### Exercise requirements
The line containing "Enumerate this screenshot's" marks the start of the required copy, which runs to the final line of the entries; return those lines exactly, without any pictures.

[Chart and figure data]
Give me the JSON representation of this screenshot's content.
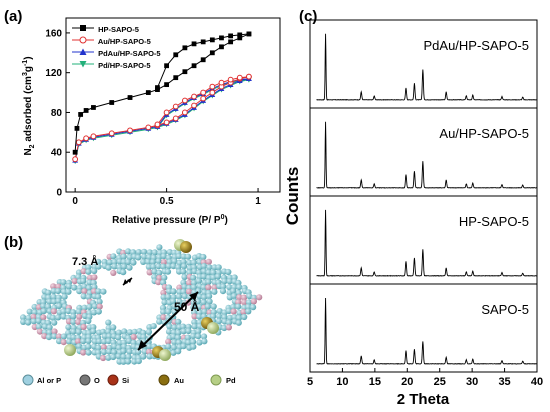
{
  "panels": {
    "a": "(a)",
    "b": "(b)",
    "c": "(c)"
  },
  "chart_data": [
    {
      "type": "line",
      "panel": "(a)",
      "xlabel": "Relative pressure (P/ P",
      "xlabel_sup": "0",
      "xlabel_end": ")",
      "ylabel_pre": "N",
      "ylabel_sub": "2",
      "ylabel_mid": " adsorbed (cm",
      "ylabel_sup1": "3",
      "ylabel_g": "g",
      "ylabel_sup2": "-1",
      "ylabel_end": ")",
      "xlim": [
        -0.05,
        1.12
      ],
      "ylim": [
        0,
        175
      ],
      "xticks": [
        "0",
        "0.5",
        "1"
      ],
      "xtick_values": [
        0,
        0.5,
        1
      ],
      "yticks": [
        "0",
        "40",
        "80",
        "120",
        "160"
      ],
      "ytick_values": [
        0,
        40,
        80,
        120,
        160
      ],
      "legend_position": "top-left",
      "series": [
        {
          "name": "HP-SAPO-5",
          "color": "#000000",
          "marker": "square",
          "adsorption": {
            "x": [
              0.0,
              0.01,
              0.03,
              0.06,
              0.1,
              0.2,
              0.3,
              0.4,
              0.45,
              0.5,
              0.55,
              0.6,
              0.65,
              0.7,
              0.75,
              0.8,
              0.85,
              0.9,
              0.95
            ],
            "y": [
              40,
              64,
              78,
              82,
              85,
              90,
              95,
              100,
              103,
              108,
              115,
              121,
              127,
              133,
              140,
              146,
              151,
              155,
              159
            ]
          },
          "desorption": {
            "x": [
              0.95,
              0.9,
              0.85,
              0.8,
              0.75,
              0.7,
              0.65,
              0.6,
              0.55,
              0.5,
              0.45
            ],
            "y": [
              159,
              158,
              157,
              155,
              153,
              151,
              149,
              145,
              138,
              127,
              105
            ]
          }
        },
        {
          "name": "Au/HP-SAPO-5",
          "color": "#e03030",
          "marker": "circle",
          "adsorption": {
            "x": [
              0.0,
              0.02,
              0.06,
              0.1,
              0.2,
              0.3,
              0.4,
              0.45,
              0.5,
              0.55,
              0.6,
              0.65,
              0.7,
              0.75,
              0.8,
              0.85,
              0.9,
              0.95
            ],
            "y": [
              33,
              50,
              54,
              56,
              59,
              62,
              65,
              67,
              70,
              74,
              80,
              87,
              94,
              100,
              106,
              110,
              114,
              116
            ]
          },
          "desorption": {
            "x": [
              0.95,
              0.9,
              0.85,
              0.8,
              0.75,
              0.7,
              0.65,
              0.6,
              0.55,
              0.5,
              0.45
            ],
            "y": [
              116,
              115,
              113,
              110,
              106,
              100,
              96,
              92,
              86,
              80,
              68
            ]
          }
        },
        {
          "name": "PdAu/HP-SAPO-5",
          "color": "#2233cc",
          "marker": "triangle-up",
          "adsorption": {
            "x": [
              0.0,
              0.02,
              0.06,
              0.1,
              0.2,
              0.3,
              0.4,
              0.45,
              0.5,
              0.55,
              0.6,
              0.65,
              0.7,
              0.75,
              0.8,
              0.85,
              0.9,
              0.95
            ],
            "y": [
              32,
              49,
              53,
              55,
              58,
              61,
              64,
              66,
              69,
              73,
              78,
              85,
              92,
              98,
              104,
              108,
              112,
              114
            ]
          },
          "desorption": {
            "x": [
              0.95,
              0.9,
              0.85,
              0.8,
              0.75,
              0.7,
              0.65,
              0.6,
              0.55,
              0.5,
              0.45
            ],
            "y": [
              114,
              113,
              111,
              108,
              104,
              99,
              95,
              90,
              84,
              78,
              66
            ]
          }
        },
        {
          "name": "Pd/HP-SAPO-5",
          "color": "#22b07a",
          "marker": "triangle-down",
          "adsorption": {
            "x": [
              0.0,
              0.02,
              0.06,
              0.1,
              0.2,
              0.3,
              0.4,
              0.45,
              0.5,
              0.55,
              0.6,
              0.65,
              0.7,
              0.75,
              0.8,
              0.85,
              0.9,
              0.95
            ],
            "y": [
              31,
              48,
              52,
              54,
              57,
              60,
              63,
              65,
              68,
              72,
              77,
              84,
              91,
              97,
              103,
              107,
              111,
              113
            ]
          },
          "desorption": {
            "x": [
              0.95,
              0.9,
              0.85,
              0.8,
              0.75,
              0.7,
              0.65,
              0.6,
              0.55,
              0.5,
              0.45
            ],
            "y": [
              113,
              112,
              110,
              107,
              103,
              98,
              94,
              89,
              83,
              77,
              65
            ]
          }
        }
      ]
    },
    {
      "type": "line",
      "panel": "(c)",
      "xlabel": "2 Theta",
      "ylabel": "Counts",
      "xlim": [
        5,
        40
      ],
      "xticks": [
        "5",
        "10",
        "15",
        "20",
        "25",
        "30",
        "35",
        "40"
      ],
      "xtick_values": [
        5,
        10,
        15,
        20,
        25,
        30,
        35,
        40
      ],
      "stacked": true,
      "peaks_2theta": [
        7.4,
        12.9,
        14.9,
        19.8,
        21.1,
        22.4,
        26.0,
        29.1,
        30.1,
        34.6,
        37.8
      ],
      "series": [
        {
          "name": "PdAu/HP-SAPO-5",
          "intensity": [
            1.0,
            0.12,
            0.06,
            0.18,
            0.25,
            0.46,
            0.12,
            0.06,
            0.07,
            0.05,
            0.04
          ]
        },
        {
          "name": "Au/HP-SAPO-5",
          "intensity": [
            1.0,
            0.12,
            0.06,
            0.2,
            0.25,
            0.4,
            0.12,
            0.06,
            0.07,
            0.05,
            0.04
          ]
        },
        {
          "name": "HP-SAPO-5",
          "intensity": [
            1.0,
            0.12,
            0.06,
            0.22,
            0.27,
            0.4,
            0.12,
            0.06,
            0.07,
            0.05,
            0.04
          ]
        },
        {
          "name": "SAPO-5",
          "intensity": [
            1.0,
            0.12,
            0.06,
            0.2,
            0.22,
            0.34,
            0.1,
            0.06,
            0.07,
            0.05,
            0.04
          ]
        }
      ]
    }
  ],
  "structure": {
    "pore_small": "7.3 Å",
    "pore_large": "50 Å",
    "legend": [
      {
        "label": "Al or P",
        "color": "#9fd0e0"
      },
      {
        "label": "O",
        "color": "#777777"
      },
      {
        "label": "Si",
        "color": "#a83218"
      },
      {
        "label": "Au",
        "color": "#8a6e10"
      },
      {
        "label": "Pd",
        "color": "#b6cf86"
      }
    ]
  }
}
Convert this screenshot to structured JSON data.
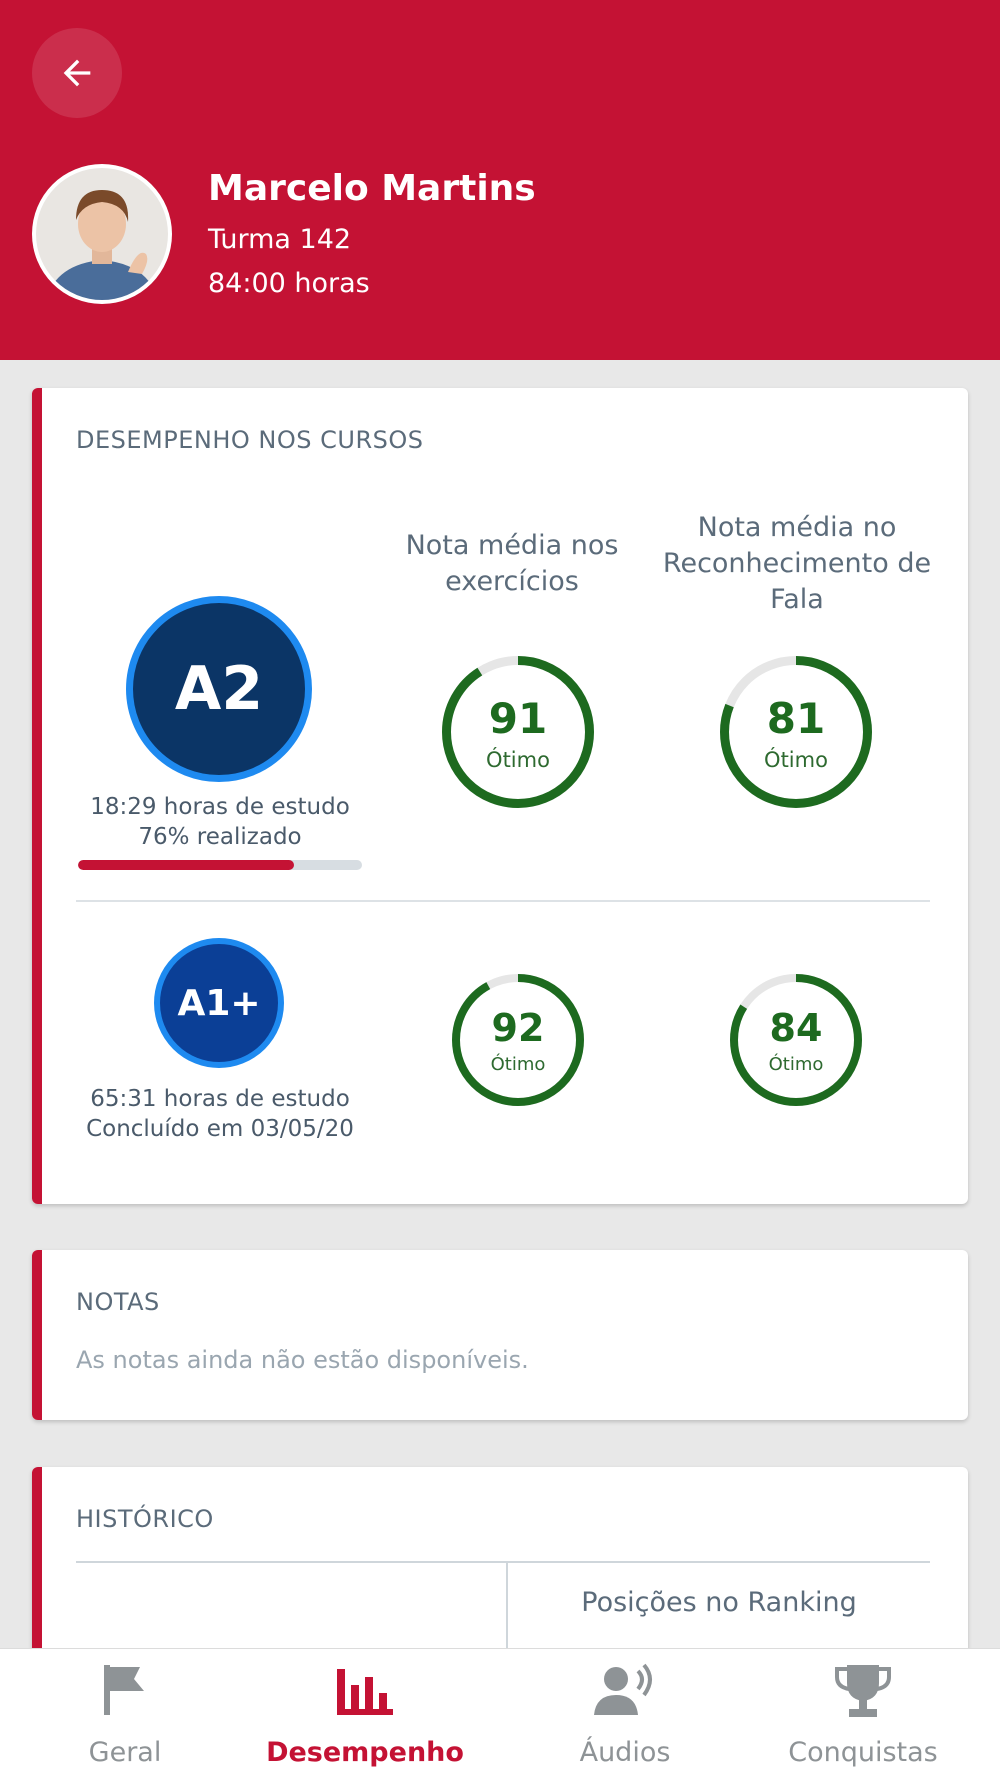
{
  "header": {
    "name": "Marcelo Martins",
    "class": "Turma 142",
    "hours": "84:00 horas"
  },
  "performance": {
    "title": "DESEMPENHO NOS CURSOS",
    "col_exercises": "Nota média nos exercícios",
    "col_speech": "Nota média no Reconhecimento de Fala",
    "courses": [
      {
        "level": "A2",
        "study": "18:29 horas de estudo",
        "status": "76% realizado",
        "progress_fraction": 0.76,
        "exercise_score": "91",
        "exercise_label": "Ótimo",
        "speech_score": "81",
        "speech_label": "Ótimo"
      },
      {
        "level": "A1+",
        "study": "65:31 horas de estudo",
        "status": "Concluído em 03/05/20",
        "exercise_score": "92",
        "exercise_label": "Ótimo",
        "speech_score": "84",
        "speech_label": "Ótimo"
      }
    ]
  },
  "notes": {
    "title": "NOTAS",
    "empty": "As notas ainda não estão disponíveis."
  },
  "history": {
    "title": "HISTÓRICO",
    "ranking_header": "Posições no Ranking"
  },
  "nav": [
    {
      "label": "Geral",
      "icon": "flag-icon"
    },
    {
      "label": "Desempenho",
      "icon": "bar-chart-icon"
    },
    {
      "label": "Áudios",
      "icon": "voice-icon"
    },
    {
      "label": "Conquistas",
      "icon": "trophy-icon"
    }
  ],
  "colors": {
    "brand_red": "#c41234",
    "score_green": "#1d6a1f",
    "level_a2": "#0b3566",
    "level_a1plus": "#0b3f96",
    "ring_blue": "#1e8af0"
  }
}
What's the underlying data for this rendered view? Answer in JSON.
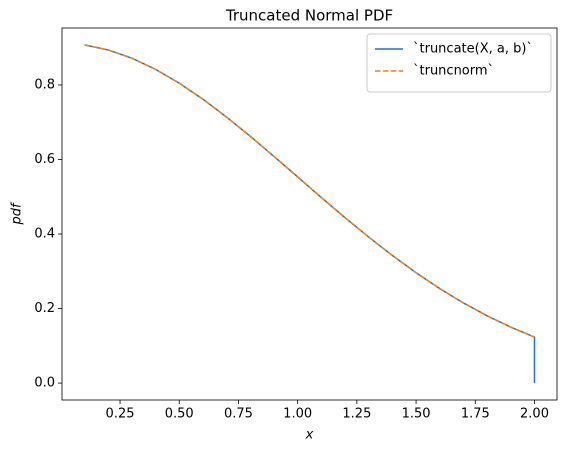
{
  "chart_data": {
    "type": "line",
    "title": "Truncated Normal PDF",
    "x_label": "x",
    "y_label": "pdf",
    "series": [
      {
        "name": "`truncate(X, a, b)`",
        "color": "#1f77b4",
        "dash": "solid",
        "x": [
          0.1,
          0.2,
          0.3,
          0.4,
          0.5,
          0.6,
          0.7,
          0.8,
          0.9,
          1.0,
          1.1,
          1.2,
          1.3,
          1.4,
          1.5,
          1.6,
          1.7,
          1.8,
          1.9,
          2.0,
          2.0
        ],
        "values": [
          0.9075,
          0.894,
          0.8719,
          0.8419,
          0.8049,
          0.7618,
          0.7138,
          0.6623,
          0.6083,
          0.5532,
          0.498,
          0.4439,
          0.3918,
          0.3423,
          0.2961,
          0.2536,
          0.215,
          0.1805,
          0.15,
          0.1234,
          0
        ]
      },
      {
        "name": "`truncnorm`",
        "color": "#ff7f0e",
        "dash": "dashed",
        "x": [
          0.1,
          0.2,
          0.3,
          0.4,
          0.5,
          0.6,
          0.7,
          0.8,
          0.9,
          1.0,
          1.1,
          1.2,
          1.3,
          1.4,
          1.5,
          1.6,
          1.7,
          1.8,
          1.9,
          2.0
        ],
        "values": [
          0.9075,
          0.894,
          0.8719,
          0.8419,
          0.8049,
          0.7618,
          0.7138,
          0.6623,
          0.6083,
          0.5532,
          0.498,
          0.4439,
          0.3918,
          0.3423,
          0.2961,
          0.2536,
          0.215,
          0.1805,
          0.15,
          0.1234
        ]
      }
    ],
    "xlim": [
      0.005,
      2.095
    ],
    "ylim": [
      -0.0454,
      0.9529
    ],
    "xticks": [
      0.25,
      {
        "value": 0.5,
        "label": "0.50"
      },
      0.75,
      {
        "value": 1.0,
        "label": "1.00"
      },
      1.25,
      {
        "value": 1.5,
        "label": "1.50"
      },
      1.75,
      {
        "value": 2.0,
        "label": "2.00"
      }
    ],
    "yticks": [
      {
        "value": 0,
        "label": "0.0"
      },
      0.2,
      0.4,
      0.6,
      0.8
    ],
    "grid": false,
    "legend": "upper right"
  }
}
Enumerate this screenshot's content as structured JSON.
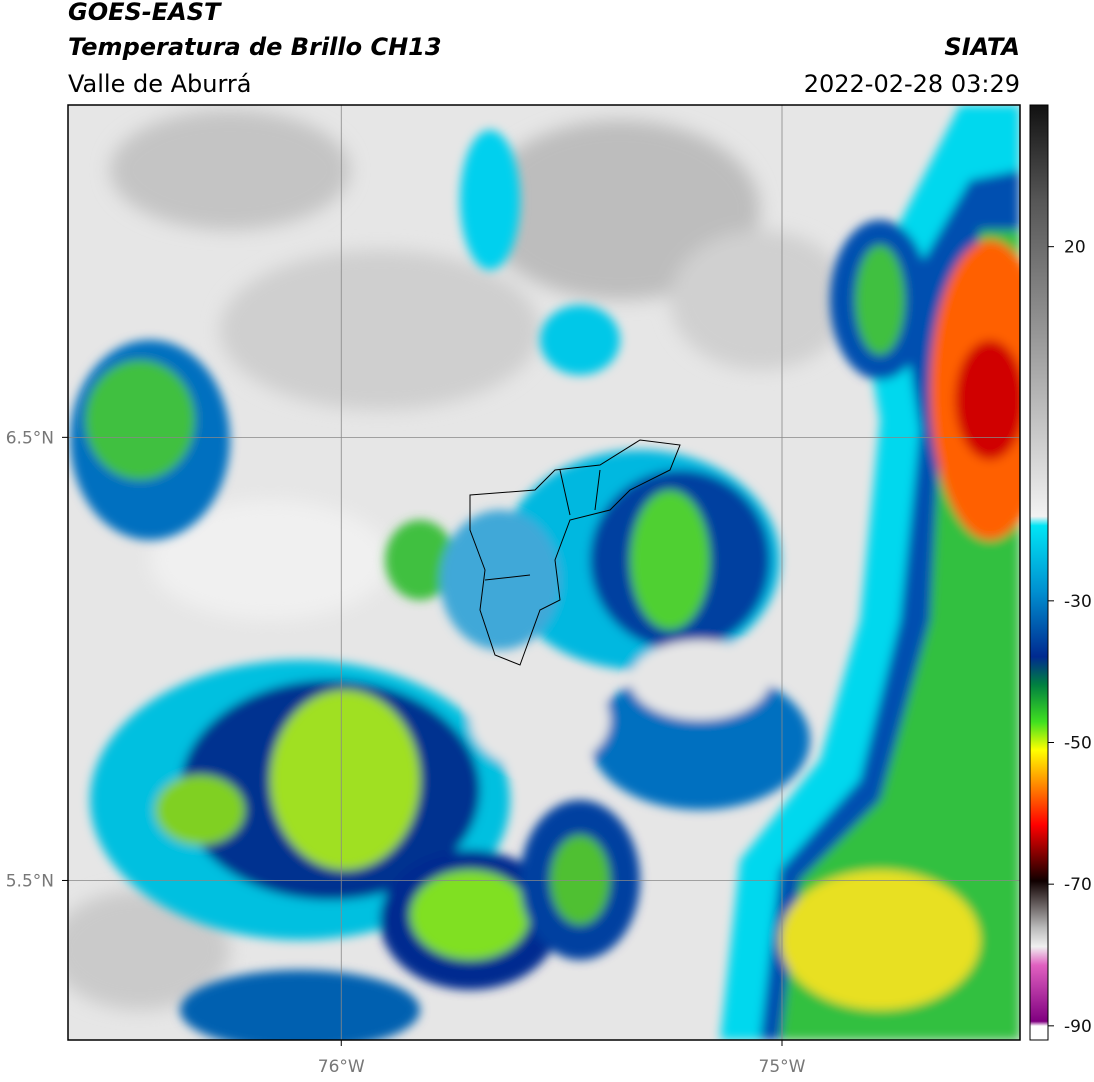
{
  "header": {
    "satellite": "GOES-EAST",
    "product": "Temperatura de Brillo CH13",
    "region": "Valle de Aburrá",
    "source": "SIATA",
    "datetime": "2022-02-28 03:29"
  },
  "map": {
    "xlim": [
      -76.62,
      -74.46
    ],
    "ylim": [
      5.14,
      7.25
    ],
    "xticks": [
      {
        "value": -76,
        "label": "76°W"
      },
      {
        "value": -75,
        "label": "75°W"
      }
    ],
    "yticks": [
      {
        "value": 6.5,
        "label": "6.5°N"
      },
      {
        "value": 5.5,
        "label": "5.5°N"
      }
    ],
    "grid": true
  },
  "colorbar": {
    "lim": [
      -92,
      40
    ],
    "ticks": [
      20,
      -30,
      -50,
      -70,
      -90
    ]
  }
}
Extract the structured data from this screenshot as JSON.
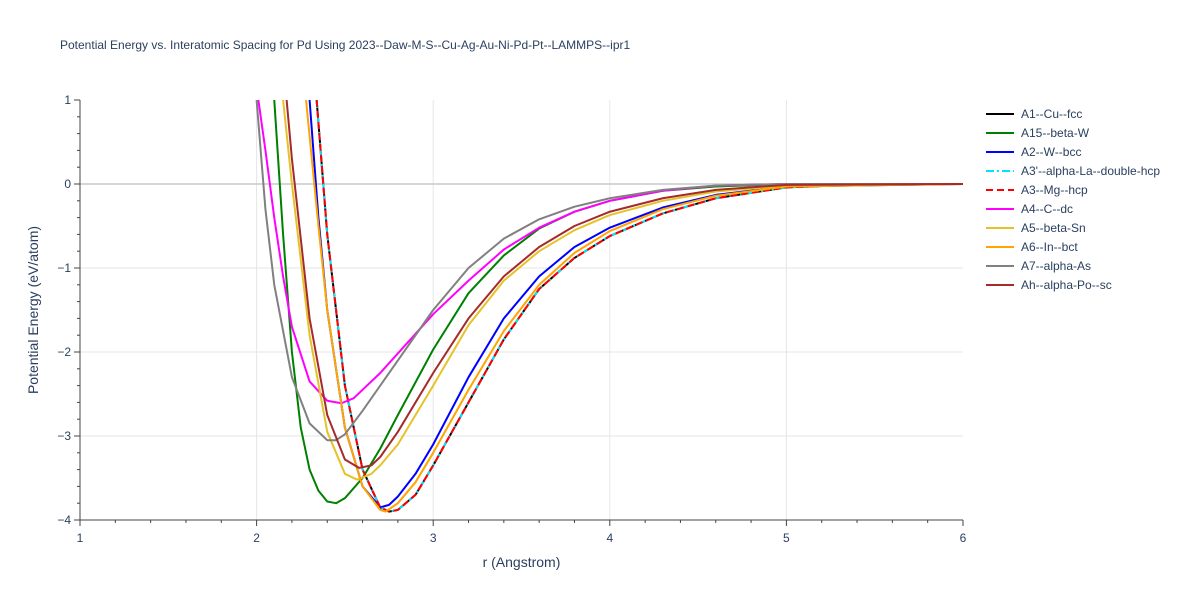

### Completed exercise
Enumerate this screenshot's content as structured JSON.
{
  "header": {
    "satellite": "GOES-EAST",
    "product": "Temperatura de Brillo CH13",
    "region": "Valle de Aburrá",
    "source": "SIATA",
    "datetime": "2022-02-28 03:29"
  },
  "map": {
    "xlim": [
      -76.62,
      -74.46
    ],
    "ylim": [
      5.14,
      7.25
    ],
    "xticks": [
      {
        "value": -76,
        "label": "76°W"
      },
      {
        "value": -75,
        "label": "75°W"
      }
    ],
    "yticks": [
      {
        "value": 6.5,
        "label": "6.5°N"
      },
      {
        "value": 5.5,
        "label": "5.5°N"
      }
    ],
    "grid": true
  },
  "colorbar": {
    "lim": [
      -92,
      40
    ],
    "ticks": [
      20,
      -30,
      -50,
      -70,
      -90
    ]
  }
}
Extract the structured data from this screenshot as JSON.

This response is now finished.